Copy out all of the material, matching it word for word.

**MATERIAL SUPPLIED**
+--
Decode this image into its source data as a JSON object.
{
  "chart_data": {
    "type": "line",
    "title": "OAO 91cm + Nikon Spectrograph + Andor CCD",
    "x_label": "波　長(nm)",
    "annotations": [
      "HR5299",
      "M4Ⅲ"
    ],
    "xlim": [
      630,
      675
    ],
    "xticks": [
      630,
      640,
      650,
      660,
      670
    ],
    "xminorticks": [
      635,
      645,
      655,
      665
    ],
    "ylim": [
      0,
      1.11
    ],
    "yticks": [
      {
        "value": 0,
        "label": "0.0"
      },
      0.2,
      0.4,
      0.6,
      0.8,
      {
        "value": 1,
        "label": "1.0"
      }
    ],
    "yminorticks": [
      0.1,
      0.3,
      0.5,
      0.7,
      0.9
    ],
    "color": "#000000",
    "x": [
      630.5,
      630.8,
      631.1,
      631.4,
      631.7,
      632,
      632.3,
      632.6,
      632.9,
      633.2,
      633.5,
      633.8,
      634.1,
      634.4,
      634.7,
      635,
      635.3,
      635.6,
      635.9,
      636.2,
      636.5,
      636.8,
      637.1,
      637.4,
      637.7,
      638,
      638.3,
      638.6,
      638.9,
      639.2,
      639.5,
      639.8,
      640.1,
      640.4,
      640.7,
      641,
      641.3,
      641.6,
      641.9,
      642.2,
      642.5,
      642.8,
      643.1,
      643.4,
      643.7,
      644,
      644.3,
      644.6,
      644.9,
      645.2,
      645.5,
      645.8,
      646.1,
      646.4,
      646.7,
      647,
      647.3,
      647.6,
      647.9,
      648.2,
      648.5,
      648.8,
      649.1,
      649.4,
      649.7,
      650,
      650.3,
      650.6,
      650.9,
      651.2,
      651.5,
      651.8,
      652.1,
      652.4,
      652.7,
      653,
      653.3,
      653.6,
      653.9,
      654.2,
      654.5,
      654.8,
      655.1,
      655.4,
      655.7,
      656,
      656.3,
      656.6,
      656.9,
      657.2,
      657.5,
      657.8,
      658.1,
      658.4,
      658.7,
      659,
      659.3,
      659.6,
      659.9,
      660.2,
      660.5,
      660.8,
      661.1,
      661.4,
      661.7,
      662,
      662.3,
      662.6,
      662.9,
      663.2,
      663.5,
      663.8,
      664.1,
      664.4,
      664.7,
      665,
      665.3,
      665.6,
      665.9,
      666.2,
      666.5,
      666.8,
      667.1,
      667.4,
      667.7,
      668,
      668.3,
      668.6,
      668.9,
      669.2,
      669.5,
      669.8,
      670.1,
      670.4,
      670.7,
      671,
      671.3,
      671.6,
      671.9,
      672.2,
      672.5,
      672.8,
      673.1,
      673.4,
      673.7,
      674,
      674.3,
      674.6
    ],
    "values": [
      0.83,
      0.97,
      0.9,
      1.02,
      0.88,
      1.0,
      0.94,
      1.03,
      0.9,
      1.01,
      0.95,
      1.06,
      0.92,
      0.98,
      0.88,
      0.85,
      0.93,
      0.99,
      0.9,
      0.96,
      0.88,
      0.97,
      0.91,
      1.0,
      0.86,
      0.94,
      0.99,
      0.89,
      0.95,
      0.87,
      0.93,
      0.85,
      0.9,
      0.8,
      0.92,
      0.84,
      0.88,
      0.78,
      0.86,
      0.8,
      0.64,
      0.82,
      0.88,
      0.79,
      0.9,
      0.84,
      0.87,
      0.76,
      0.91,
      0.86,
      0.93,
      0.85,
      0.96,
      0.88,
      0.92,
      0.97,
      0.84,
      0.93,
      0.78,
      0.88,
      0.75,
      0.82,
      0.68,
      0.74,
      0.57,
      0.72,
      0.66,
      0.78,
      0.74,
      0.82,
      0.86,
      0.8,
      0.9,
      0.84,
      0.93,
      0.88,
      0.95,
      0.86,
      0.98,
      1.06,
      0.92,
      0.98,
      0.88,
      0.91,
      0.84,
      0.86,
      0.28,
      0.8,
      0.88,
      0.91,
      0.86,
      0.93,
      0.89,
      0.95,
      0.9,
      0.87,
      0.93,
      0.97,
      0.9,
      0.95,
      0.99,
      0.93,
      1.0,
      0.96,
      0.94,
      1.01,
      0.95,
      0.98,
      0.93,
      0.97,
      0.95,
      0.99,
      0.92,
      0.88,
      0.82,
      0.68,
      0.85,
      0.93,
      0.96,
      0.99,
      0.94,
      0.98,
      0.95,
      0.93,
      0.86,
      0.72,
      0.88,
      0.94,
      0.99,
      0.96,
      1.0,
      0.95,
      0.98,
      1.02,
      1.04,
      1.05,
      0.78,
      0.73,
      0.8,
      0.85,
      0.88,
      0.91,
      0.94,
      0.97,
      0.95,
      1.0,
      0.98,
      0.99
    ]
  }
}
+--
**ANSWER**
Decode this image into its source data as a JSON object.
{
  "chart_data": {
    "type": "line",
    "title": "OAO 91cm + Nikon Spectrograph + Andor CCD",
    "x_label": "波　長(nm)",
    "annotations": [
      "HR5299",
      "M4Ⅲ"
    ],
    "xlim": [
      630,
      675
    ],
    "xticks": [
      630,
      640,
      650,
      660,
      670
    ],
    "xminorticks": [
      635,
      645,
      655,
      665
    ],
    "ylim": [
      0,
      1.11
    ],
    "yticks": [
      {
        "value": 0,
        "label": "0.0"
      },
      0.2,
      0.4,
      0.6,
      0.8,
      {
        "value": 1,
        "label": "1.0"
      }
    ],
    "yminorticks": [
      0.1,
      0.3,
      0.5,
      0.7,
      0.9
    ],
    "color": "#000000",
    "x": [
      630.5,
      630.8,
      631.1,
      631.4,
      631.7,
      632,
      632.3,
      632.6,
      632.9,
      633.2,
      633.5,
      633.8,
      634.1,
      634.4,
      634.7,
      635,
      635.3,
      635.6,
      635.9,
      636.2,
      636.5,
      636.8,
      637.1,
      637.4,
      637.7,
      638,
      638.3,
      638.6,
      638.9,
      639.2,
      639.5,
      639.8,
      640.1,
      640.4,
      640.7,
      641,
      641.3,
      641.6,
      641.9,
      642.2,
      642.5,
      642.8,
      643.1,
      643.4,
      643.7,
      644,
      644.3,
      644.6,
      644.9,
      645.2,
      645.5,
      645.8,
      646.1,
      646.4,
      646.7,
      647,
      647.3,
      647.6,
      647.9,
      648.2,
      648.5,
      648.8,
      649.1,
      649.4,
      649.7,
      650,
      650.3,
      650.6,
      650.9,
      651.2,
      651.5,
      651.8,
      652.1,
      652.4,
      652.7,
      653,
      653.3,
      653.6,
      653.9,
      654.2,
      654.5,
      654.8,
      655.1,
      655.4,
      655.7,
      656,
      656.3,
      656.6,
      656.9,
      657.2,
      657.5,
      657.8,
      658.1,
      658.4,
      658.7,
      659,
      659.3,
      659.6,
      659.9,
      660.2,
      660.5,
      660.8,
      661.1,
      661.4,
      661.7,
      662,
      662.3,
      662.6,
      662.9,
      663.2,
      663.5,
      663.8,
      664.1,
      664.4,
      664.7,
      665,
      665.3,
      665.6,
      665.9,
      666.2,
      666.5,
      666.8,
      667.1,
      667.4,
      667.7,
      668,
      668.3,
      668.6,
      668.9,
      669.2,
      669.5,
      669.8,
      670.1,
      670.4,
      670.7,
      671,
      671.3,
      671.6,
      671.9,
      672.2,
      672.5,
      672.8,
      673.1,
      673.4,
      673.7,
      674,
      674.3,
      674.6
    ],
    "values": [
      0.83,
      0.97,
      0.9,
      1.02,
      0.88,
      1.0,
      0.94,
      1.03,
      0.9,
      1.01,
      0.95,
      1.06,
      0.92,
      0.98,
      0.88,
      0.85,
      0.93,
      0.99,
      0.9,
      0.96,
      0.88,
      0.97,
      0.91,
      1.0,
      0.86,
      0.94,
      0.99,
      0.89,
      0.95,
      0.87,
      0.93,
      0.85,
      0.9,
      0.8,
      0.92,
      0.84,
      0.88,
      0.78,
      0.86,
      0.8,
      0.64,
      0.82,
      0.88,
      0.79,
      0.9,
      0.84,
      0.87,
      0.76,
      0.91,
      0.86,
      0.93,
      0.85,
      0.96,
      0.88,
      0.92,
      0.97,
      0.84,
      0.93,
      0.78,
      0.88,
      0.75,
      0.82,
      0.68,
      0.74,
      0.57,
      0.72,
      0.66,
      0.78,
      0.74,
      0.82,
      0.86,
      0.8,
      0.9,
      0.84,
      0.93,
      0.88,
      0.95,
      0.86,
      0.98,
      1.06,
      0.92,
      0.98,
      0.88,
      0.91,
      0.84,
      0.86,
      0.28,
      0.8,
      0.88,
      0.91,
      0.86,
      0.93,
      0.89,
      0.95,
      0.9,
      0.87,
      0.93,
      0.97,
      0.9,
      0.95,
      0.99,
      0.93,
      1.0,
      0.96,
      0.94,
      1.01,
      0.95,
      0.98,
      0.93,
      0.97,
      0.95,
      0.99,
      0.92,
      0.88,
      0.82,
      0.68,
      0.85,
      0.93,
      0.96,
      0.99,
      0.94,
      0.98,
      0.95,
      0.93,
      0.86,
      0.72,
      0.88,
      0.94,
      0.99,
      0.96,
      1.0,
      0.95,
      0.98,
      1.02,
      1.04,
      1.05,
      0.78,
      0.73,
      0.8,
      0.85,
      0.88,
      0.91,
      0.94,
      0.97,
      0.95,
      1.0,
      0.98,
      0.99
    ]
  }
}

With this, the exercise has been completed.